___ EXERCISE MATERIAL

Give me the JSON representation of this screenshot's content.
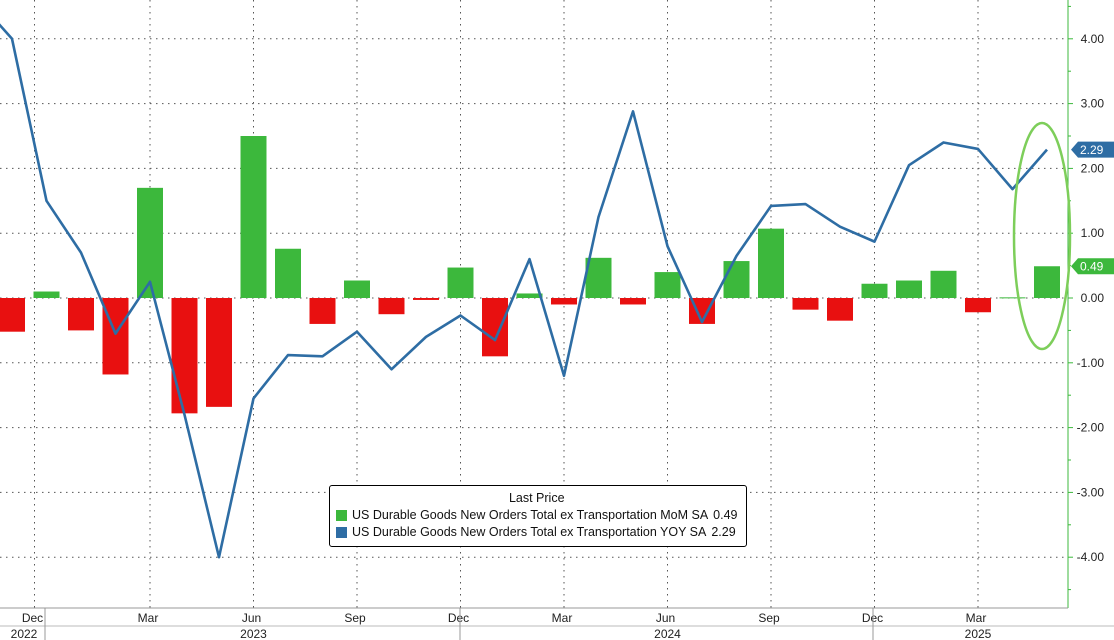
{
  "chart_data": {
    "type": "bar+line",
    "y_axis": {
      "position": "right",
      "ylim": [
        -4.8,
        4.6
      ],
      "ticks": [
        4,
        3,
        2,
        1,
        0,
        -1,
        -2,
        -3,
        -4
      ],
      "tick_labels": [
        "4.00",
        "3.00",
        "2.00",
        "1.00",
        "0.00",
        "-1.00",
        "-2.00",
        "-3.00",
        "-4.00"
      ],
      "color": "#3cb83c"
    },
    "x_axis": {
      "month_labels": [
        {
          "label": "Dec",
          "year": "2022",
          "index": 1
        },
        {
          "label": "Mar",
          "index": 4
        },
        {
          "label": "Jun",
          "year": "2023",
          "index": 7
        },
        {
          "label": "Sep",
          "index": 10
        },
        {
          "label": "Dec",
          "index": 13
        },
        {
          "label": "Mar",
          "index": 16
        },
        {
          "label": "Jun",
          "year": "2024",
          "index": 19
        },
        {
          "label": "Sep",
          "index": 22
        },
        {
          "label": "Dec",
          "index": 25
        },
        {
          "label": "Mar",
          "year": "2025",
          "index": 28
        }
      ]
    },
    "grid": true,
    "series": [
      {
        "name": "US Durable Goods New Orders Total ex Transportation MoM SA",
        "type": "bar",
        "last_value": "0.49",
        "positive_color": "#3cb83c",
        "negative_color": "#e81010",
        "values": [
          -0.52,
          0.1,
          -0.5,
          -1.18,
          1.7,
          -1.78,
          -1.68,
          2.5,
          0.76,
          -0.4,
          0.27,
          -0.25,
          -0.03,
          0.47,
          -0.9,
          0.07,
          -0.1,
          0.62,
          -0.1,
          0.4,
          -0.4,
          0.57,
          1.07,
          -0.18,
          -0.35,
          0.22,
          0.27,
          0.42,
          -0.22,
          0.01,
          0.49
        ]
      },
      {
        "name": "US Durable Goods New Orders Total ex Transportation YOY SA",
        "type": "line",
        "last_value": "2.29",
        "color": "#2e6da4",
        "x_offset": -1,
        "values": [
          4.6,
          4.0,
          1.5,
          0.7,
          -0.55,
          0.25,
          -1.8,
          -4.0,
          -1.55,
          -0.88,
          -0.9,
          -0.52,
          -1.1,
          -0.6,
          -0.27,
          -0.65,
          0.6,
          -1.2,
          1.25,
          2.88,
          0.8,
          -0.37,
          0.65,
          1.42,
          1.45,
          1.1,
          0.87,
          2.05,
          2.4,
          2.3,
          1.68,
          2.29
        ]
      }
    ],
    "annotation": {
      "type": "ellipse",
      "color": "#7dce5a",
      "around": "last values"
    }
  },
  "legend": {
    "title": "Last Price",
    "items": [
      {
        "label": "US Durable Goods New Orders Total ex Transportation MoM SA",
        "value": "0.49",
        "color": "#3cb83c"
      },
      {
        "label": "US Durable Goods New Orders Total ex Transportation YOY SA",
        "value": "2.29",
        "color": "#2e6da4"
      }
    ]
  },
  "value_tags": [
    {
      "value": "2.29",
      "color": "#2e6da4"
    },
    {
      "value": "0.49",
      "color": "#3cb83c"
    }
  ]
}
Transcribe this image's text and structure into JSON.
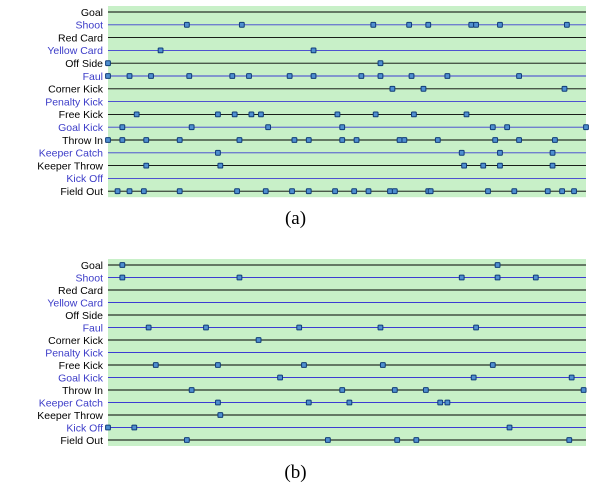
{
  "colors": {
    "plot_background": "#c8f0c8",
    "marker_fill": "#4f8fcf",
    "marker_stroke": "#103c78",
    "label_black": "#000000",
    "label_blue": "#3c3cc8",
    "line_black": "#000000",
    "line_blue": "#3c3cd2"
  },
  "chart_data": [
    {
      "type": "scatter",
      "caption": "(a)",
      "categories": [
        "Goal",
        "Shoot",
        "Red Card",
        "Yellow Card",
        "Off Side",
        "Faul",
        "Corner Kick",
        "Penalty Kick",
        "Free Kick",
        "Goal Kick",
        "Throw In",
        "Keeper Catch",
        "Keeper Throw",
        "Kick Off",
        "Field Out"
      ],
      "category_colors": [
        "black",
        "blue",
        "black",
        "blue",
        "black",
        "blue",
        "black",
        "blue",
        "black",
        "blue",
        "black",
        "blue",
        "black",
        "blue",
        "black"
      ],
      "xlim": [
        0,
        100
      ],
      "series": [
        {
          "category": "Goal",
          "x": []
        },
        {
          "category": "Shoot",
          "x": [
            16.5,
            28,
            55.5,
            63,
            67,
            76,
            77,
            82,
            96
          ]
        },
        {
          "category": "Red Card",
          "x": []
        },
        {
          "category": "Yellow Card",
          "x": [
            11,
            43
          ]
        },
        {
          "category": "Off Side",
          "x": [
            0,
            57
          ]
        },
        {
          "category": "Faul",
          "x": [
            0,
            4.5,
            9,
            17,
            26,
            29.5,
            38,
            43,
            53,
            57,
            63.5,
            71,
            86
          ]
        },
        {
          "category": "Corner Kick",
          "x": [
            59.5,
            66,
            95.5
          ]
        },
        {
          "category": "Penalty Kick",
          "x": []
        },
        {
          "category": "Free Kick",
          "x": [
            6,
            23,
            26.5,
            30,
            32,
            48,
            56,
            64,
            75
          ]
        },
        {
          "category": "Goal Kick",
          "x": [
            3,
            17.5,
            33.5,
            49,
            80.5,
            83.5,
            100
          ]
        },
        {
          "category": "Throw In",
          "x": [
            0,
            3,
            8,
            15,
            27.5,
            39,
            42,
            49,
            52,
            61,
            62,
            69,
            81,
            86,
            93.5
          ]
        },
        {
          "category": "Keeper Catch",
          "x": [
            23,
            74,
            82,
            93
          ]
        },
        {
          "category": "Keeper Throw",
          "x": [
            8,
            23.5,
            74.5,
            78.5,
            82,
            93
          ]
        },
        {
          "category": "Kick Off",
          "x": []
        },
        {
          "category": "Field Out",
          "x": [
            2,
            4.5,
            7.5,
            15,
            27,
            33,
            38.5,
            42,
            47.5,
            51.5,
            54.5,
            59,
            60,
            67,
            67.5,
            79.5,
            85,
            92,
            95,
            97.5
          ]
        }
      ]
    },
    {
      "type": "scatter",
      "caption": "(b)",
      "categories": [
        "Goal",
        "Shoot",
        "Red Card",
        "Yellow Card",
        "Off Side",
        "Faul",
        "Corner Kick",
        "Penalty Kick",
        "Free Kick",
        "Goal Kick",
        "Throw In",
        "Keeper Catch",
        "Keeper Throw",
        "Kick Off",
        "Field Out"
      ],
      "category_colors": [
        "black",
        "blue",
        "black",
        "blue",
        "black",
        "blue",
        "black",
        "blue",
        "black",
        "blue",
        "black",
        "blue",
        "black",
        "blue",
        "black"
      ],
      "xlim": [
        0,
        100
      ],
      "series": [
        {
          "category": "Goal",
          "x": [
            3,
            81.5
          ]
        },
        {
          "category": "Shoot",
          "x": [
            3,
            27.5,
            74,
            81.5,
            89.5
          ]
        },
        {
          "category": "Red Card",
          "x": []
        },
        {
          "category": "Yellow Card",
          "x": []
        },
        {
          "category": "Off Side",
          "x": []
        },
        {
          "category": "Faul",
          "x": [
            8.5,
            20.5,
            40,
            57,
            77
          ]
        },
        {
          "category": "Corner Kick",
          "x": [
            31.5
          ]
        },
        {
          "category": "Penalty Kick",
          "x": []
        },
        {
          "category": "Free Kick",
          "x": [
            10,
            23,
            41,
            57.5,
            80.5
          ]
        },
        {
          "category": "Goal Kick",
          "x": [
            36,
            76.5,
            97
          ]
        },
        {
          "category": "Throw In",
          "x": [
            17.5,
            49,
            60,
            66.5,
            99.5
          ]
        },
        {
          "category": "Keeper Catch",
          "x": [
            23,
            42,
            50.5,
            69.5,
            71
          ]
        },
        {
          "category": "Keeper Throw",
          "x": [
            23.5
          ]
        },
        {
          "category": "Kick Off",
          "x": [
            0,
            5.5,
            84
          ]
        },
        {
          "category": "Field Out",
          "x": [
            16.5,
            46,
            60.5,
            64.5,
            96.5
          ]
        }
      ]
    }
  ]
}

______

REQUEST: For the material, find the number of lines holding the word "Goods" and give that figure and nothing more.

TASK RESPONSE: 4